Go through the records and show each line where the word "color" occurs.
-------- Material for this task --------
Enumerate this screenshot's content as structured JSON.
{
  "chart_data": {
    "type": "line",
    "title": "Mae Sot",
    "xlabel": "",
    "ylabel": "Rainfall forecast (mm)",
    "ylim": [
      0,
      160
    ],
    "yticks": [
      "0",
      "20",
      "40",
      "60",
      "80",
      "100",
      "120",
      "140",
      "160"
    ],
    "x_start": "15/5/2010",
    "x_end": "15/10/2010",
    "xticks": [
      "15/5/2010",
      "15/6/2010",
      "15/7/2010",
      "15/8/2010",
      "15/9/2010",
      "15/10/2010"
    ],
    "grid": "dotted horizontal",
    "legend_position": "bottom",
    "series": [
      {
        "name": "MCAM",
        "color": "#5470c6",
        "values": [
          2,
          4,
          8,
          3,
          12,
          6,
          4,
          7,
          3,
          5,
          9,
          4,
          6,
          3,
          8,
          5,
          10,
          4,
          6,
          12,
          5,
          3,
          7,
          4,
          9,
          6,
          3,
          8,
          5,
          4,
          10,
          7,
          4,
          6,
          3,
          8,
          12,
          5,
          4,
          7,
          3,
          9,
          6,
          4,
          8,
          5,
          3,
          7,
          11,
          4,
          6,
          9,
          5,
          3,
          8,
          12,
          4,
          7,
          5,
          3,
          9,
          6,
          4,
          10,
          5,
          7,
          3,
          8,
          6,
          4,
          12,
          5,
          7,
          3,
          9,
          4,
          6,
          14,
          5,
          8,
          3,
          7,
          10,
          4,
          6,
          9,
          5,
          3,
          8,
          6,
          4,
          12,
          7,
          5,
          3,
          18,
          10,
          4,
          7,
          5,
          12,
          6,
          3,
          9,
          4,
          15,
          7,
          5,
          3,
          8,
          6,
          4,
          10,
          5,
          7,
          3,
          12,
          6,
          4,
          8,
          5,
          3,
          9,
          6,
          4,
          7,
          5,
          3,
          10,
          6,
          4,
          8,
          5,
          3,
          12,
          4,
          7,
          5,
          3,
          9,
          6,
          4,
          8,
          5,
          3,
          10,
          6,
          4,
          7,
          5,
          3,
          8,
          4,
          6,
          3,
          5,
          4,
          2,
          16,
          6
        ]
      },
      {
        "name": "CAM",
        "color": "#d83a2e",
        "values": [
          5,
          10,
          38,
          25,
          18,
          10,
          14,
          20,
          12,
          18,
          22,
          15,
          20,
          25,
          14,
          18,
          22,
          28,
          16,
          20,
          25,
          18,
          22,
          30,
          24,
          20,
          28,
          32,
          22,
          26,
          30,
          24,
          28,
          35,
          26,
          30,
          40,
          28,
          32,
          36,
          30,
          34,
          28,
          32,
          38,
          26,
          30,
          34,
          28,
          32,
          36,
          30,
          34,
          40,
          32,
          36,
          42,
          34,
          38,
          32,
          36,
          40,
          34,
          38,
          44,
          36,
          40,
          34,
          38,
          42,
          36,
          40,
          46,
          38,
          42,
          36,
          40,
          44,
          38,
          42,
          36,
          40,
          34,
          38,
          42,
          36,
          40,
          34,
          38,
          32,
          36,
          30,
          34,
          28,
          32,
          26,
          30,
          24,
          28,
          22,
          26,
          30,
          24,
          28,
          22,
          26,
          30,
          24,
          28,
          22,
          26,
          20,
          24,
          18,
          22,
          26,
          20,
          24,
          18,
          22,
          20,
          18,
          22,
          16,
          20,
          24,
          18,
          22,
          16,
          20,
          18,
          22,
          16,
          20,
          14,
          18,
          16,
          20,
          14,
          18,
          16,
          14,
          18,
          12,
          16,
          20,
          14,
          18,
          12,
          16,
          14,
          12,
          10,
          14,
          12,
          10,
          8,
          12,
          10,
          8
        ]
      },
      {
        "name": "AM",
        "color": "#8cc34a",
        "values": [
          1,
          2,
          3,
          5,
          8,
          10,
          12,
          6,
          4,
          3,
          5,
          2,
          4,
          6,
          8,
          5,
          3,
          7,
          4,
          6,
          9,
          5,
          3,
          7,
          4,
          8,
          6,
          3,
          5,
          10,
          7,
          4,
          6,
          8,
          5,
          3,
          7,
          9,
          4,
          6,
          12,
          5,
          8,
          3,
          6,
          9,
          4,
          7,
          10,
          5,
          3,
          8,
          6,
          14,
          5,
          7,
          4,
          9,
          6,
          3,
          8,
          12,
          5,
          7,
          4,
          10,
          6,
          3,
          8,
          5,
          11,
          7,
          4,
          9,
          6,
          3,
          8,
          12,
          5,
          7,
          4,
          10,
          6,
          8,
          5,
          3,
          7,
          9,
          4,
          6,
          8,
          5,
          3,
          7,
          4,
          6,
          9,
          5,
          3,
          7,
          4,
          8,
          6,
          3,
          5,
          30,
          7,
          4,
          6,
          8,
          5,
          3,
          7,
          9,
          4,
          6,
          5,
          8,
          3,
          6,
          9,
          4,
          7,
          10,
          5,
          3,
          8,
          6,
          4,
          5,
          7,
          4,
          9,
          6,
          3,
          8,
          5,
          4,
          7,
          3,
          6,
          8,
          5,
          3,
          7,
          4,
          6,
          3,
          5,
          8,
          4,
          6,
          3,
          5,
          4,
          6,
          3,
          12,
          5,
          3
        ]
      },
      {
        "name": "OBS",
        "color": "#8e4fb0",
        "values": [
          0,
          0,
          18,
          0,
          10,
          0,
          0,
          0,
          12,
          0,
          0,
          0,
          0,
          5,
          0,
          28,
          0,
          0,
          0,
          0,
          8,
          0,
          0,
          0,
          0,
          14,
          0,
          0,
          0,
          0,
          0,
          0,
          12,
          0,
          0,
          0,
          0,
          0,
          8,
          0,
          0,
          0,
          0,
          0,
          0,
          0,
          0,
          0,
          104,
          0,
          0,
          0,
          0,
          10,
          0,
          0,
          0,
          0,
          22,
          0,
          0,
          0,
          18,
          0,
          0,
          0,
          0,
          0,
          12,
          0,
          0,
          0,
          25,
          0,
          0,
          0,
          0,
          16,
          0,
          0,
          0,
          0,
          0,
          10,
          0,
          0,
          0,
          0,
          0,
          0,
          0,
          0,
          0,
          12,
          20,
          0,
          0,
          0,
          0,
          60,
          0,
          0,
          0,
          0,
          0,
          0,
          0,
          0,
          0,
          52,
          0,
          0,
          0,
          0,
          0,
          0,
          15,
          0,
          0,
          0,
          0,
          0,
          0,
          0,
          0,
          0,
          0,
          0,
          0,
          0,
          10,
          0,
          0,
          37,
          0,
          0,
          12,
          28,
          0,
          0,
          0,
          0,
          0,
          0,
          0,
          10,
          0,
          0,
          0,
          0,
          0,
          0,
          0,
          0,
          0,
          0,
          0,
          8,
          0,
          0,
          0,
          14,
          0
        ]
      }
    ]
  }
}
--------
◆ **Problem solution**
        "color": "#5470c6",
        "color": "#d83a2e",
        "color": "#8cc34a",
        "color": "#8e4fb0",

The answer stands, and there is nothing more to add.